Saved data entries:
►

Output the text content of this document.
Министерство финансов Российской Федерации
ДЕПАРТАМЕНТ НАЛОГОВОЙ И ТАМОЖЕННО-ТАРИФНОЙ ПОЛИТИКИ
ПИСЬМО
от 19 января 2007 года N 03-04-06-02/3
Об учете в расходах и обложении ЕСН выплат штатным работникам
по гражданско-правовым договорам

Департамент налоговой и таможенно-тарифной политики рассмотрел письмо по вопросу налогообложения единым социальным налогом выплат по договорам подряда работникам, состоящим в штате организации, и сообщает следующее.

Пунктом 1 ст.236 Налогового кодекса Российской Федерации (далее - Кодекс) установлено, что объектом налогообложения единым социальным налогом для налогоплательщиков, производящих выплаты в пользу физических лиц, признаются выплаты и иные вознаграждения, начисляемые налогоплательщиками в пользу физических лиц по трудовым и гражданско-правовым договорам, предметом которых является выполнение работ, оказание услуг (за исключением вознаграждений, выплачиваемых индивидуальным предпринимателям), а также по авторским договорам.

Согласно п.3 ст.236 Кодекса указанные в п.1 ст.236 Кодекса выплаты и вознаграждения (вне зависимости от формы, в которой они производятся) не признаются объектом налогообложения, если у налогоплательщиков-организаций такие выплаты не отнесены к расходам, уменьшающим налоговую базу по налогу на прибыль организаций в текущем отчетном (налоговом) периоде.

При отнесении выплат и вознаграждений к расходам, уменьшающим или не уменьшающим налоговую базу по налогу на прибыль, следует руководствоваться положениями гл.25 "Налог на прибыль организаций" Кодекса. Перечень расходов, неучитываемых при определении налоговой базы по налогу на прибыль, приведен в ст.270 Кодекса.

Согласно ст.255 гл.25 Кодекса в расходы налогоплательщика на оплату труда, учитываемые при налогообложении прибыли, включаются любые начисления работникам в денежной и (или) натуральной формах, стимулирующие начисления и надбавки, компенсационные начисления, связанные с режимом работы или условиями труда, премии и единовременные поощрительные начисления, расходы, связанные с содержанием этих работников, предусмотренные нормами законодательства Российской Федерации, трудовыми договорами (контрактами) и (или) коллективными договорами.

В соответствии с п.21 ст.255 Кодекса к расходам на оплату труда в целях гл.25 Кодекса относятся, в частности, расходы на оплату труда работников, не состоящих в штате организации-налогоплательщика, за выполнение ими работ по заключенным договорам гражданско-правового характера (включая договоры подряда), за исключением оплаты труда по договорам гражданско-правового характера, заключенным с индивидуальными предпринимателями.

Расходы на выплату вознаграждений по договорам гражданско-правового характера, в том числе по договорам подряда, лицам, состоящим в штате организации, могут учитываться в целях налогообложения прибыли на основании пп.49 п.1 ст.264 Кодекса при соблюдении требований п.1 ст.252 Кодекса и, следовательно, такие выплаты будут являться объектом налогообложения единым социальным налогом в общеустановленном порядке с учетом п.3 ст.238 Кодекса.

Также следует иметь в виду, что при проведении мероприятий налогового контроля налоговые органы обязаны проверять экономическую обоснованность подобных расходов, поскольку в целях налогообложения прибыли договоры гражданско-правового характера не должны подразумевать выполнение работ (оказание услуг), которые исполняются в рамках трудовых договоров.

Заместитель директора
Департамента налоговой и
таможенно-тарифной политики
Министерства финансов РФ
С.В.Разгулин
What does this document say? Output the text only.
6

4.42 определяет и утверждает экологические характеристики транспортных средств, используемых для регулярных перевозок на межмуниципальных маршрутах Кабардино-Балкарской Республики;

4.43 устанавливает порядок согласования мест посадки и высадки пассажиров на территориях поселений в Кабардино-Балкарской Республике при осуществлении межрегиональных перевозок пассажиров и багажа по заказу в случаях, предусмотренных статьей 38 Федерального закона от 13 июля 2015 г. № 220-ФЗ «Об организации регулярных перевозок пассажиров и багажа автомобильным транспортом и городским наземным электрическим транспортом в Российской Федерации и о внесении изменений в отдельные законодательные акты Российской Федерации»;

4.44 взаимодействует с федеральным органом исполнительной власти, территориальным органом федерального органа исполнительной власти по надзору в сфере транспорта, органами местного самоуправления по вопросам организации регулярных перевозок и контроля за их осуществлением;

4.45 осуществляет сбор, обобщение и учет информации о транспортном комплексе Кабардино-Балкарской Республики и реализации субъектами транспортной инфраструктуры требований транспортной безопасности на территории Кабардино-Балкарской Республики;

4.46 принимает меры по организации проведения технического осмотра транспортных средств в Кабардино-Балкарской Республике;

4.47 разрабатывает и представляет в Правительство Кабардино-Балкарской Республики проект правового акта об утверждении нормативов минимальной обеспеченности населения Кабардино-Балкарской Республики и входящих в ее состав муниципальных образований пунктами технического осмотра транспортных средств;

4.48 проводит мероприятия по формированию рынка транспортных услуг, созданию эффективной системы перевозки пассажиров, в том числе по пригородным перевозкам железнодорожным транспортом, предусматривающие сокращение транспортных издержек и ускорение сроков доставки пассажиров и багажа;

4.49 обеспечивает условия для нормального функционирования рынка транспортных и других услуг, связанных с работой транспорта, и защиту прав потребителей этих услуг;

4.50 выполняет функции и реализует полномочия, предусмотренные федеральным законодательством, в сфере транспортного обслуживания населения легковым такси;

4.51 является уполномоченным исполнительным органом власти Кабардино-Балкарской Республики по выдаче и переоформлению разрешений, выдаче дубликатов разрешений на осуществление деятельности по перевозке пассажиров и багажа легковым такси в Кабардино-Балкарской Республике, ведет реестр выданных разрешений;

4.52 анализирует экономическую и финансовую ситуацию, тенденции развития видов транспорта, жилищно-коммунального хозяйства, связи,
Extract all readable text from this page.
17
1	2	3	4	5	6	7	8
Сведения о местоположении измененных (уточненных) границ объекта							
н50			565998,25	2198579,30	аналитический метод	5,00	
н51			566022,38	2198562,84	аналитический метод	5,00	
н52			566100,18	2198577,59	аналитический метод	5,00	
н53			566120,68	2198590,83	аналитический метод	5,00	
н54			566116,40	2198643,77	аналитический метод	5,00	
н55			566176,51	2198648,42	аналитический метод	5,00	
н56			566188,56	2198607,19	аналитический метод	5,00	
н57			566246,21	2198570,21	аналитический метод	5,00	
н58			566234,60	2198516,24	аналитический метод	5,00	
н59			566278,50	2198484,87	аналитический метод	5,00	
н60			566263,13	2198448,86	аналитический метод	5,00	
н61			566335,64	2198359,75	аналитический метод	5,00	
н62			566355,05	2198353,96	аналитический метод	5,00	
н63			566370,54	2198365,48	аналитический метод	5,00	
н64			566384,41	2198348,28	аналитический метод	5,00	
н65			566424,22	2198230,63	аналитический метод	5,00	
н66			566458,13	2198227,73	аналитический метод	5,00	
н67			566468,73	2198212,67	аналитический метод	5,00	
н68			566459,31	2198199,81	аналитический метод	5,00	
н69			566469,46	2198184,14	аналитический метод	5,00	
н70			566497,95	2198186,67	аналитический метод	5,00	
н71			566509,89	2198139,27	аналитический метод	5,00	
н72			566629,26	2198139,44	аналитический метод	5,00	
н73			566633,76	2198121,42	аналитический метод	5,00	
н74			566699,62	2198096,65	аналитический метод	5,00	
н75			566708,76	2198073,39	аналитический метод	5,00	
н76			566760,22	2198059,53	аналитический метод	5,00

◄

• **Task description**: Everything from the line that contains "Extract all readable text from this page." through the end of the records must be duplicated exactly, and nothing outside that range.

• **Exercise result**:
Extract all readable text from this page.
17
1	2	3	4	5	6	7	8
Сведения о местоположении измененных (уточненных) границ объекта							
н50			565998,25	2198579,30	аналитический метод	5,00	
н51			566022,38	2198562,84	аналитический метод	5,00	
н52			566100,18	2198577,59	аналитический метод	5,00	
н53			566120,68	2198590,83	аналитический метод	5,00	
н54			566116,40	2198643,77	аналитический метод	5,00	
н55			566176,51	2198648,42	аналитический метод	5,00	
н56			566188,56	2198607,19	аналитический метод	5,00	
н57			566246,21	2198570,21	аналитический метод	5,00	
н58			566234,60	2198516,24	аналитический метод	5,00	
н59			566278,50	2198484,87	аналитический метод	5,00	
н60			566263,13	2198448,86	аналитический метод	5,00	
н61			566335,64	2198359,75	аналитический метод	5,00	
н62			566355,05	2198353,96	аналитический метод	5,00	
н63			566370,54	2198365,48	аналитический метод	5,00	
н64			566384,41	2198348,28	аналитический метод	5,00	
н65			566424,22	2198230,63	аналитический метод	5,00	
н66			566458,13	2198227,73	аналитический метод	5,00	
н67			566468,73	2198212,67	аналитический метод	5,00	
н68			566459,31	2198199,81	аналитический метод	5,00	
н69			566469,46	2198184,14	аналитический метод	5,00	
н70			566497,95	2198186,67	аналитический метод	5,00	
н71			566509,89	2198139,27	аналитический метод	5,00	
н72			566629,26	2198139,44	аналитический метод	5,00	
н73			566633,76	2198121,42	аналитический метод	5,00	
н74			566699,62	2198096,65	аналитический метод	5,00	
н75			566708,76	2198073,39	аналитический метод	5,00	
н76			566760,22	2198059,53	аналитический метод	5,00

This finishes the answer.